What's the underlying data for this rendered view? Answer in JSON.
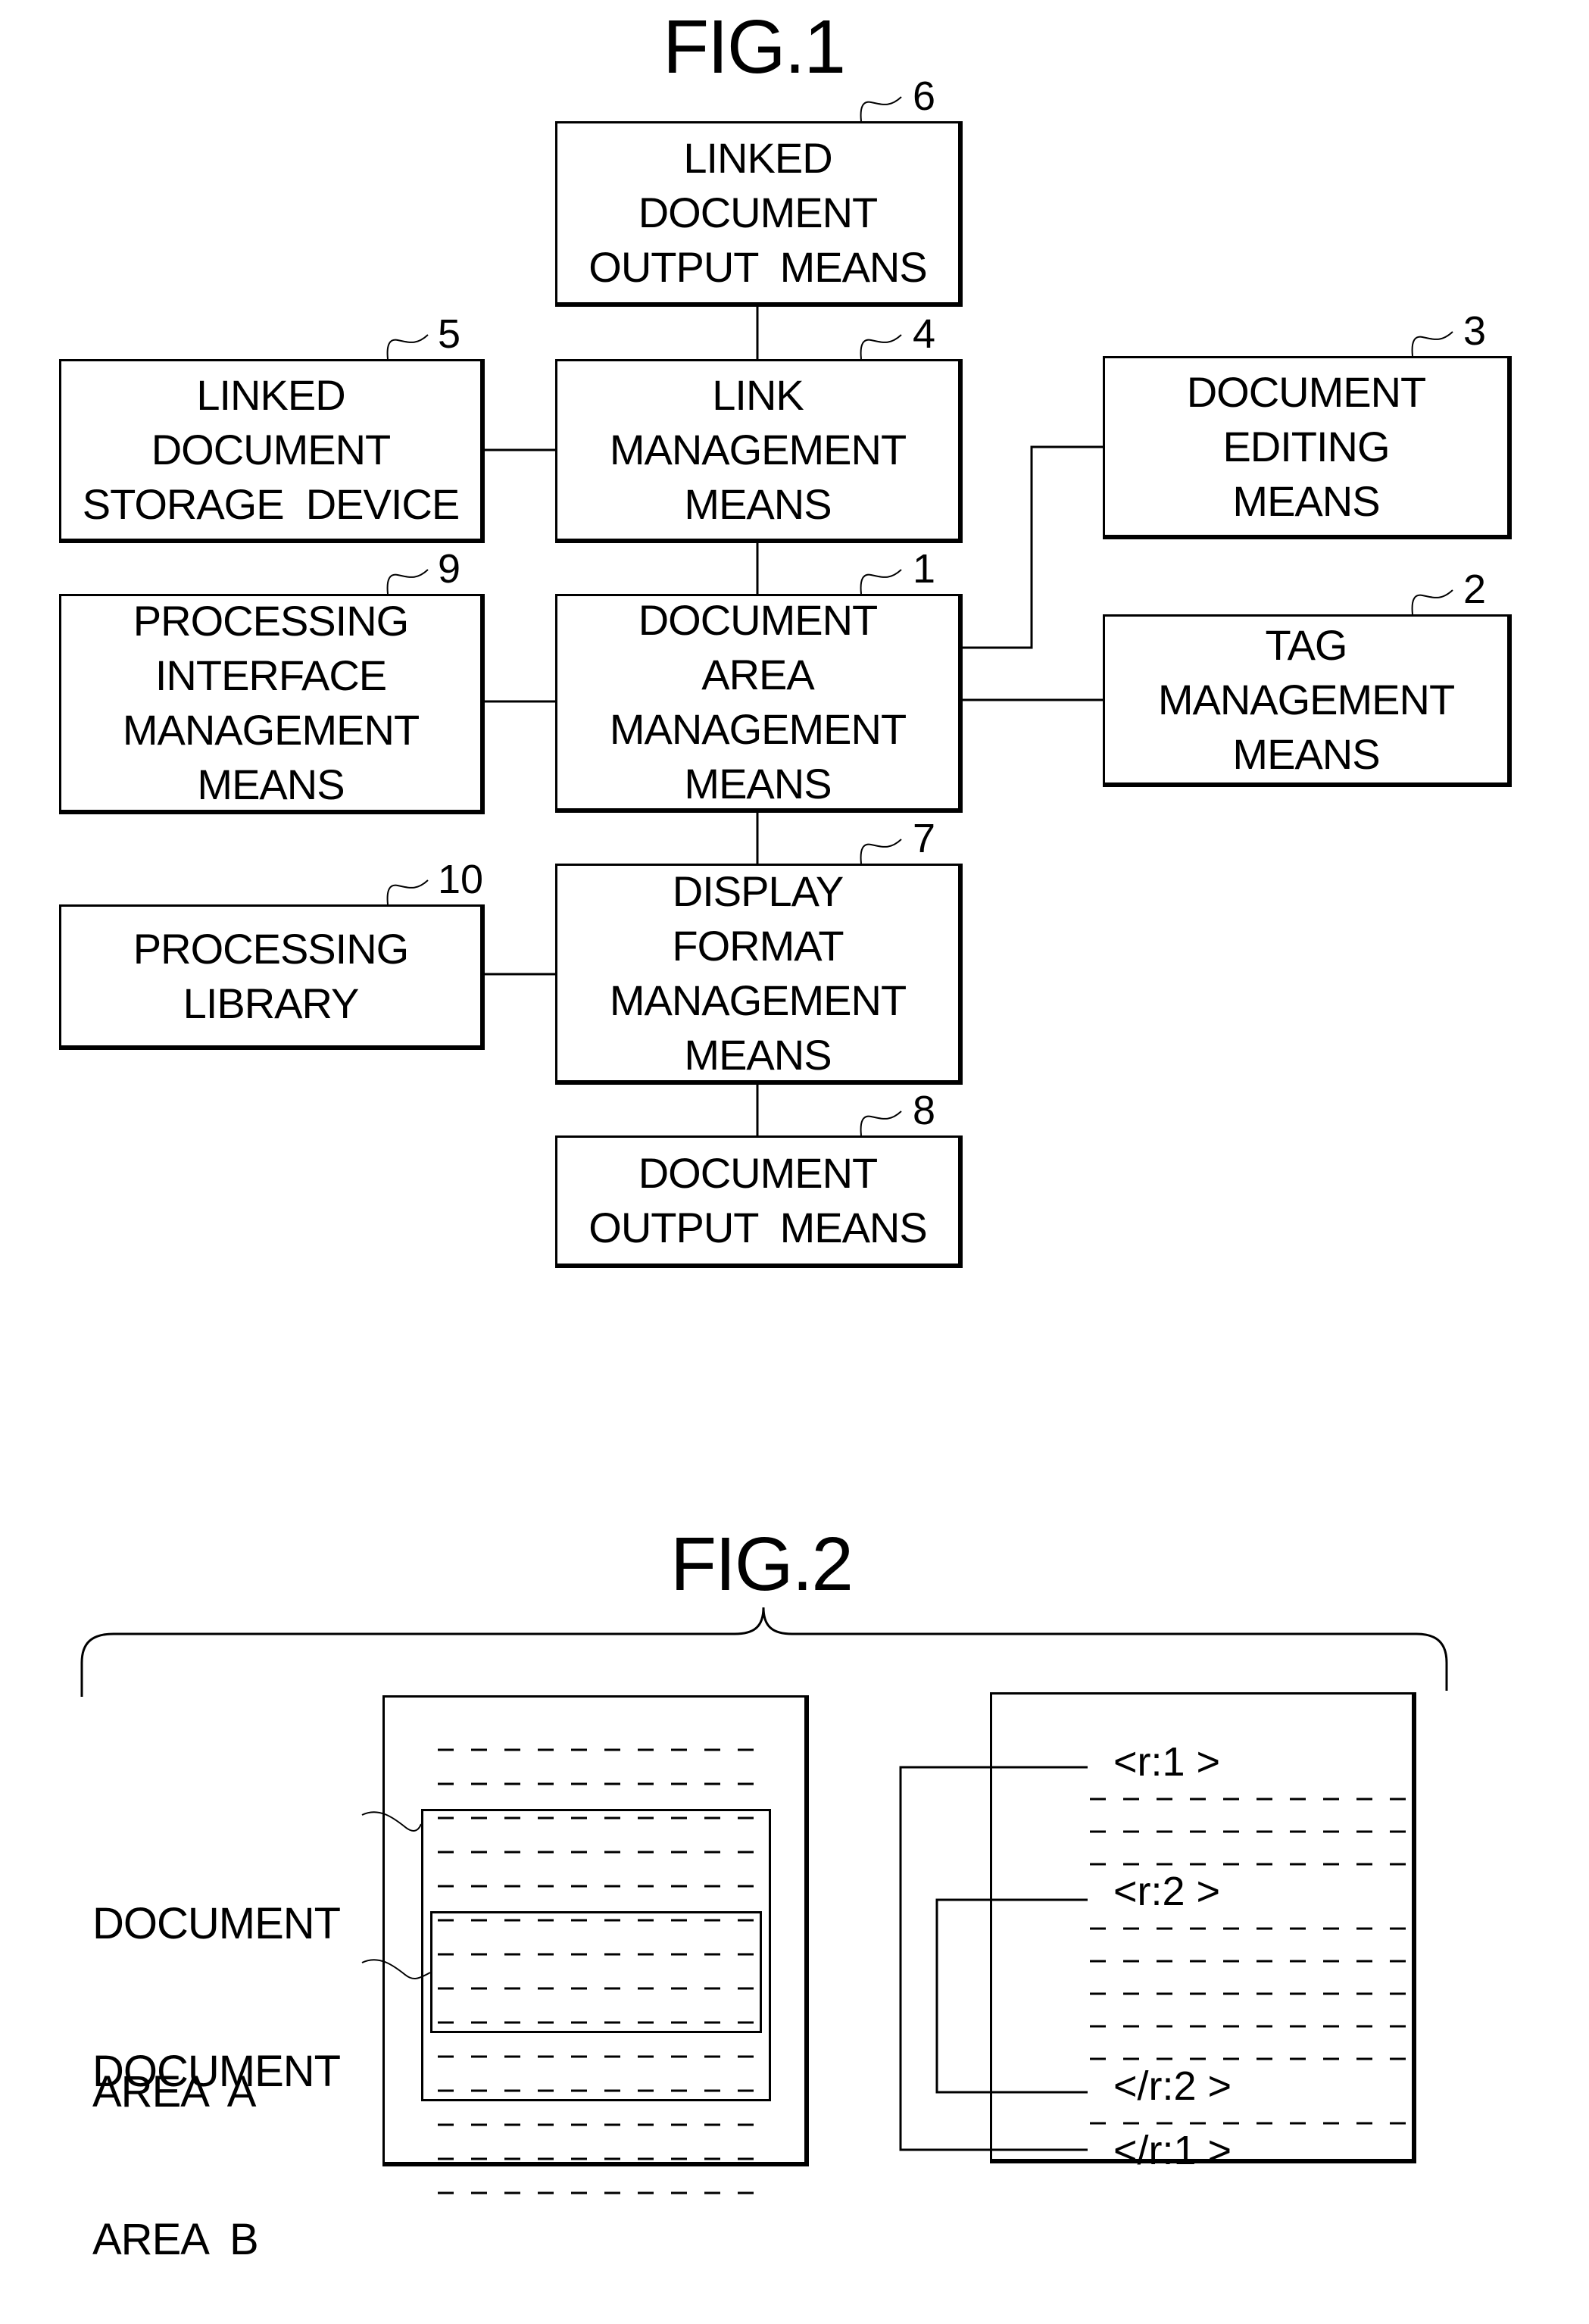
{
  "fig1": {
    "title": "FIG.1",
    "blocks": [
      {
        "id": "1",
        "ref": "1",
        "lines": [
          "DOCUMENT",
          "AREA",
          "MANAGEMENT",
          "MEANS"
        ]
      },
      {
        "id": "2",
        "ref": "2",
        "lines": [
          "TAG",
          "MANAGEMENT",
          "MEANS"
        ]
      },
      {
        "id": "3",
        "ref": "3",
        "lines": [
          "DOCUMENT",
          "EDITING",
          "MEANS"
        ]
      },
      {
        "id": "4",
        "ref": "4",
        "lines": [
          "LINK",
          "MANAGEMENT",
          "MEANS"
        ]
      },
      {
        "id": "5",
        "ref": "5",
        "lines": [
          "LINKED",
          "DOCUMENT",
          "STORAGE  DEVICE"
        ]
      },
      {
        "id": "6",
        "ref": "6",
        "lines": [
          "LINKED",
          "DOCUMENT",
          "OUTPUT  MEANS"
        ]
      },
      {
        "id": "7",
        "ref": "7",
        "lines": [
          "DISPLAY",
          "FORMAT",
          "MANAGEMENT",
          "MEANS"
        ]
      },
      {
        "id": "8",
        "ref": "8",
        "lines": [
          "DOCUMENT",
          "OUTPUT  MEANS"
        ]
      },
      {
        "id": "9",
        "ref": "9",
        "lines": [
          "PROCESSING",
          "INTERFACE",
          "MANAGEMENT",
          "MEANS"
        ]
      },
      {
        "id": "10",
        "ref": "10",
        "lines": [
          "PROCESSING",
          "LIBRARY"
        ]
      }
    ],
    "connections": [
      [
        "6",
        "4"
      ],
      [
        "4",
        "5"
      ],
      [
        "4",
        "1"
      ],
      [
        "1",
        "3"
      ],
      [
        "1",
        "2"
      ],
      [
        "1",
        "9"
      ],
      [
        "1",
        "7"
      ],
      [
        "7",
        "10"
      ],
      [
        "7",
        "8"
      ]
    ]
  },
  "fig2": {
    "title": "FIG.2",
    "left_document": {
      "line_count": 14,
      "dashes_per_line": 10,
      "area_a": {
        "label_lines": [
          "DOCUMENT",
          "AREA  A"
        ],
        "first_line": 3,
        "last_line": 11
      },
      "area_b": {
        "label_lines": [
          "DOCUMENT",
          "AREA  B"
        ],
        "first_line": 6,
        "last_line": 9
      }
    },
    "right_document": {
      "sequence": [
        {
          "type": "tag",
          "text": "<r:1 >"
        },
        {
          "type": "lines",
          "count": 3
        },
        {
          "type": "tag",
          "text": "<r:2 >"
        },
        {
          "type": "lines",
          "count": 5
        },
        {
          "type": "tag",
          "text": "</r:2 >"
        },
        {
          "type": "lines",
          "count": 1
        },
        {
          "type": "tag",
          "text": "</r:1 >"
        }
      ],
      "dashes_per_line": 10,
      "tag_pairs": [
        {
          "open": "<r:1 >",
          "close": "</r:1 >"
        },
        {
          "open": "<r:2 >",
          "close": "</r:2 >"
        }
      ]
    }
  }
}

········

■ **Problem requirements**:
Make an exact copy of the whole listing, but don't bring over any pictures.

■ **Reply**:
What's the underlying data for this rendered view? Answer in JSON.
{
  "fig1": {
    "title": "FIG.1",
    "blocks": [
      {
        "id": "1",
        "ref": "1",
        "lines": [
          "DOCUMENT",
          "AREA",
          "MANAGEMENT",
          "MEANS"
        ]
      },
      {
        "id": "2",
        "ref": "2",
        "lines": [
          "TAG",
          "MANAGEMENT",
          "MEANS"
        ]
      },
      {
        "id": "3",
        "ref": "3",
        "lines": [
          "DOCUMENT",
          "EDITING",
          "MEANS"
        ]
      },
      {
        "id": "4",
        "ref": "4",
        "lines": [
          "LINK",
          "MANAGEMENT",
          "MEANS"
        ]
      },
      {
        "id": "5",
        "ref": "5",
        "lines": [
          "LINKED",
          "DOCUMENT",
          "STORAGE  DEVICE"
        ]
      },
      {
        "id": "6",
        "ref": "6",
        "lines": [
          "LINKED",
          "DOCUMENT",
          "OUTPUT  MEANS"
        ]
      },
      {
        "id": "7",
        "ref": "7",
        "lines": [
          "DISPLAY",
          "FORMAT",
          "MANAGEMENT",
          "MEANS"
        ]
      },
      {
        "id": "8",
        "ref": "8",
        "lines": [
          "DOCUMENT",
          "OUTPUT  MEANS"
        ]
      },
      {
        "id": "9",
        "ref": "9",
        "lines": [
          "PROCESSING",
          "INTERFACE",
          "MANAGEMENT",
          "MEANS"
        ]
      },
      {
        "id": "10",
        "ref": "10",
        "lines": [
          "PROCESSING",
          "LIBRARY"
        ]
      }
    ],
    "connections": [
      [
        "6",
        "4"
      ],
      [
        "4",
        "5"
      ],
      [
        "4",
        "1"
      ],
      [
        "1",
        "3"
      ],
      [
        "1",
        "2"
      ],
      [
        "1",
        "9"
      ],
      [
        "1",
        "7"
      ],
      [
        "7",
        "10"
      ],
      [
        "7",
        "8"
      ]
    ]
  },
  "fig2": {
    "title": "FIG.2",
    "left_document": {
      "line_count": 14,
      "dashes_per_line": 10,
      "area_a": {
        "label_lines": [
          "DOCUMENT",
          "AREA  A"
        ],
        "first_line": 3,
        "last_line": 11
      },
      "area_b": {
        "label_lines": [
          "DOCUMENT",
          "AREA  B"
        ],
        "first_line": 6,
        "last_line": 9
      }
    },
    "right_document": {
      "sequence": [
        {
          "type": "tag",
          "text": "<r:1 >"
        },
        {
          "type": "lines",
          "count": 3
        },
        {
          "type": "tag",
          "text": "<r:2 >"
        },
        {
          "type": "lines",
          "count": 5
        },
        {
          "type": "tag",
          "text": "</r:2 >"
        },
        {
          "type": "lines",
          "count": 1
        },
        {
          "type": "tag",
          "text": "</r:1 >"
        }
      ],
      "dashes_per_line": 10,
      "tag_pairs": [
        {
          "open": "<r:1 >",
          "close": "</r:1 >"
        },
        {
          "open": "<r:2 >",
          "close": "</r:2 >"
        }
      ]
    }
  }
}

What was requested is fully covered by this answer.